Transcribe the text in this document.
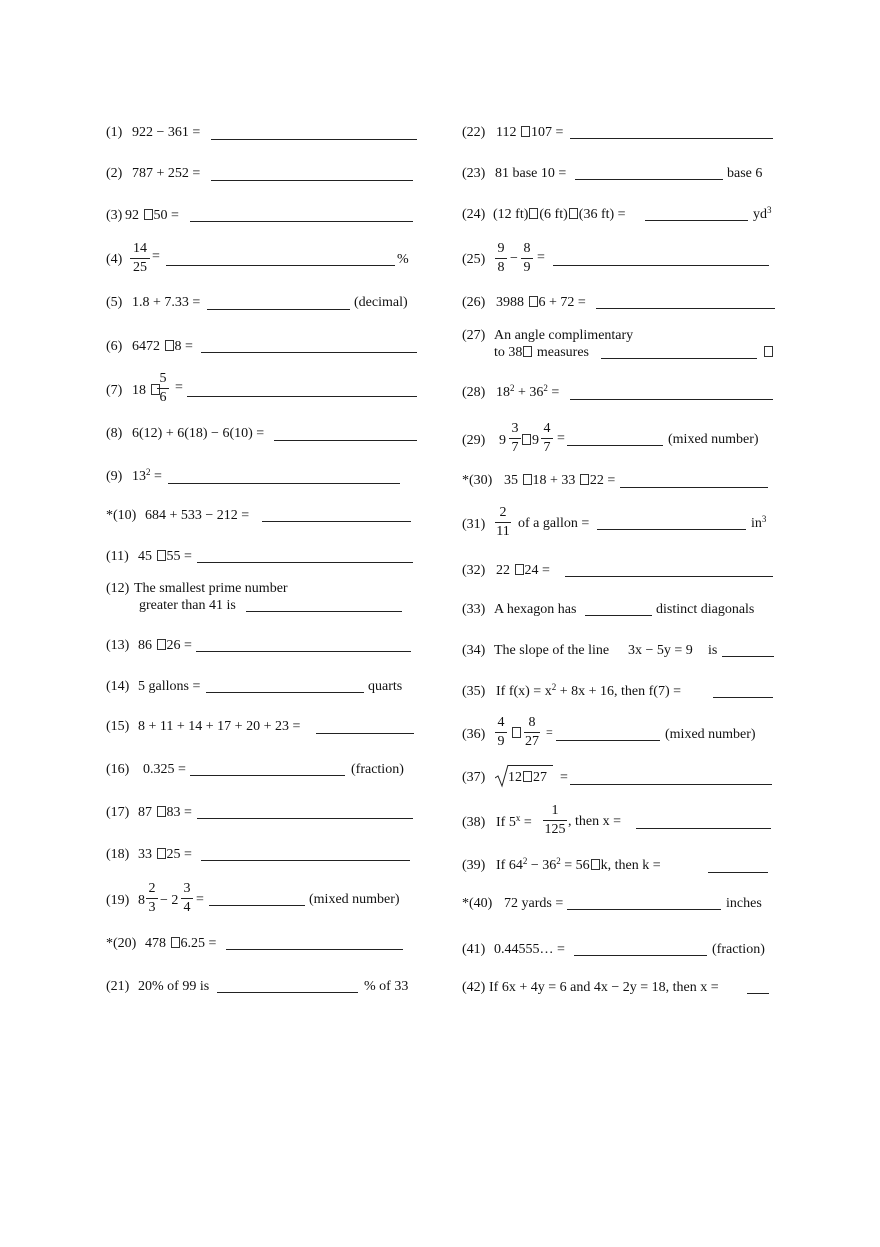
(1) 922 − 361 =
(2) 787 + 252 =
(3) 92 50 =
(4)
14
25
=	%
(5) 1.8 + 7.33 =	(decimal)
(6) 6472 8 =
(7) 18
5
6
=
(8) 6(12) + 6(18) − 6(10) =
(9) $13^2$ =
*(10) 684 + 533 − 212 =
(11) 45 55 =
(12) The smallest prime number
greater than 41 is
(13) 86 26 =
(14) 5 gallons =	quarts
(15) 8 + 11 + 14 + 17 + 20 + 23 =
(16) 0.325 =	(fraction)
(17) 87 83 =
(18) 33 25 =
(19) 8
2
3 − 2
3
4
=	(mixed number)
*(20) 478 6.25 =
(21) 20% of 99 is	% of 33
(22) 112 107 =
(23) 81 base 10 =	base 6
(24) (12 ft) (6 ft) (36 ft) =	$yd^3$
(25)
9
8
−
8
9
=
(26) 3988 6 + 72 =
(27) An angle complimentary
to 38 measures
(28) $18^2 + 36^2$ =
(29) 9
3
7 9
4
7
=	(mixed number)
*(30) 35 18 + 33 22 =
(31)
2
11
of a gallon =	$in^3$
(32) 22 24 =
(33) A hexagon has	distinct diagonals
(34) The slope of the line 3x − 5y = 9 is
(35) If $f(x) = x^2 + 8x + 16$, then f(7) =
(36)
4
9
8
27
=	(mixed number)
(37) 12 27 =
(38) If $5^x$ =
1
125
, then x =
(39) If $64^2 - 36^2 = 56$ k, then k =
*(40) 72 yards =	inches
(41) 0.44555… =	(fraction)
(42) If 6x + 4y = 6 and 4x − 2y = 18, then x =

**Problem description:** Repeat the material above word for word and skip every image in it.

**Correct answer:**
Transcribe the text in this document.
(1) 922 − 361 =
(2) 787 + 252 =
(3) 92 50 =
(4)
14
25
=	%
(5) 1.8 + 7.33 =	(decimal)
(6) 6472 8 =
(7) 18
5
6
=
(8) 6(12) + 6(18) − 6(10) =
(9) $13^2$ =
*(10) 684 + 533 − 212 =
(11) 45 55 =
(12) The smallest prime number
greater than 41 is
(13) 86 26 =
(14) 5 gallons =	quarts
(15) 8 + 11 + 14 + 17 + 20 + 23 =
(16) 0.325 =	(fraction)
(17) 87 83 =
(18) 33 25 =
(19) 8
2
3 − 2
3
4
=	(mixed number)
*(20) 478 6.25 =
(21) 20% of 99 is	% of 33
(22) 112 107 =
(23) 81 base 10 =	base 6
(24) (12 ft) (6 ft) (36 ft) =	$yd^3$
(25)
9
8
−
8
9
=
(26) 3988 6 + 72 =
(27) An angle complimentary
to 38 measures
(28) $18^2 + 36^2$ =
(29) 9
3
7 9
4
7
=	(mixed number)
*(30) 35 18 + 33 22 =
(31)
2
11
of a gallon =	$in^3$
(32) 22 24 =
(33) A hexagon has	distinct diagonals
(34) The slope of the line 3x − 5y = 9 is
(35) If $f(x) = x^2 + 8x + 16$, then f(7) =
(36)
4
9
8
27
=	(mixed number)
(37) 12 27 =
(38) If $5^x$ =
1
125
, then x =
(39) If $64^2 - 36^2 = 56$ k, then k =
*(40) 72 yards =	inches
(41) 0.44555… =	(fraction)
(42) If 6x + 4y = 6 and 4x − 2y = 18, then x =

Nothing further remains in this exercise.